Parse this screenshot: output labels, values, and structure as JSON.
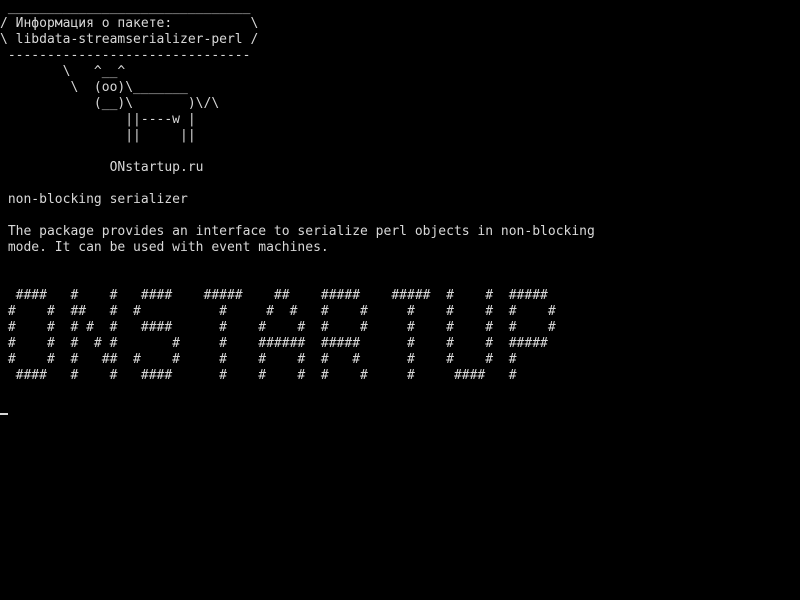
{
  "terminal": {
    "cowsay": {
      "bubble_top": " _______________________________",
      "bubble_line1": "/ Информация о пакете:          \\",
      "bubble_line2": "\\ libdata-streamserializer-perl /",
      "bubble_bottom": " -------------------------------",
      "cow_line1": "        \\   ^__^",
      "cow_line2": "         \\  (oo)\\_______",
      "cow_line3": "            (__)\\       )\\/\\",
      "cow_line4": "                ||----w |",
      "cow_line5": "                ||     ||"
    },
    "site_line": "              ONstartup.ru",
    "summary": " non-blocking serializer",
    "description_line1": " The package provides an interface to serialize perl objects in non-blocking",
    "description_line2": " mode. It can be used with event machines.",
    "banner": {
      "line1": "  ####   #    #   ####    #####    ##    #####    #####  #    #  #####",
      "line2": " #    #  ##   #  #          #     #  #   #    #     #    #    #  #    #",
      "line3": " #    #  # #  #   ####      #    #    #  #    #     #    #    #  #    #",
      "line4": " #    #  #  # #       #     #    ######  #####      #    #    #  #####",
      "line5": " #    #  #   ##  #    #     #    #    #  #   #      #    #    #  #",
      "line6": "  ####   #    #   ####      #    #    #  #    #     #     ####   #"
    }
  }
}
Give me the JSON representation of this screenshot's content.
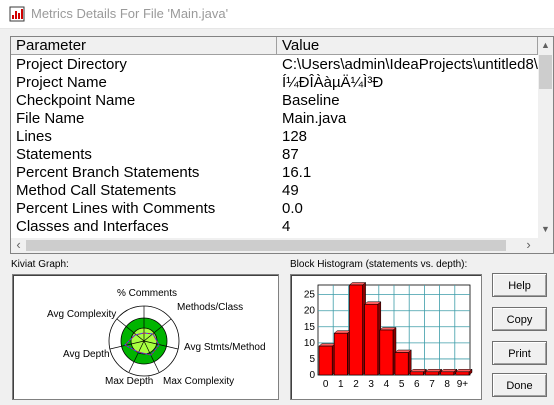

Your task >>
All of the records need repeating exactly, except for the pictures.

Exercise output >>
Parse this screenshot: output labels, values, and structure as JSON.
{
  "terminal": {
    "cowsay": {
      "bubble_top": " _______________________________",
      "bubble_line1": "/ Информация о пакете:          \\",
      "bubble_line2": "\\ libdata-streamserializer-perl /",
      "bubble_bottom": " -------------------------------",
      "cow_line1": "        \\   ^__^",
      "cow_line2": "         \\  (oo)\\_______",
      "cow_line3": "            (__)\\       )\\/\\",
      "cow_line4": "                ||----w |",
      "cow_line5": "                ||     ||"
    },
    "site_line": "              ONstartup.ru",
    "summary": " non-blocking serializer",
    "description_line1": " The package provides an interface to serialize perl objects in non-blocking",
    "description_line2": " mode. It can be used with event machines.",
    "banner": {
      "line1": "  ####   #    #   ####    #####    ##    #####    #####  #    #  #####",
      "line2": " #    #  ##   #  #          #     #  #   #    #     #    #    #  #    #",
      "line3": " #    #  # #  #   ####      #    #    #  #    #     #    #    #  #    #",
      "line4": " #    #  #  # #       #     #    ######  #####      #    #    #  #####",
      "line5": " #    #  #   ##  #    #     #    #    #  #   #      #    #    #  #",
      "line6": "  ####   #    #   ####      #    #    #  #    #     #     ####   #"
    }
  }
}
Give me the JSON representation of this screenshot's content.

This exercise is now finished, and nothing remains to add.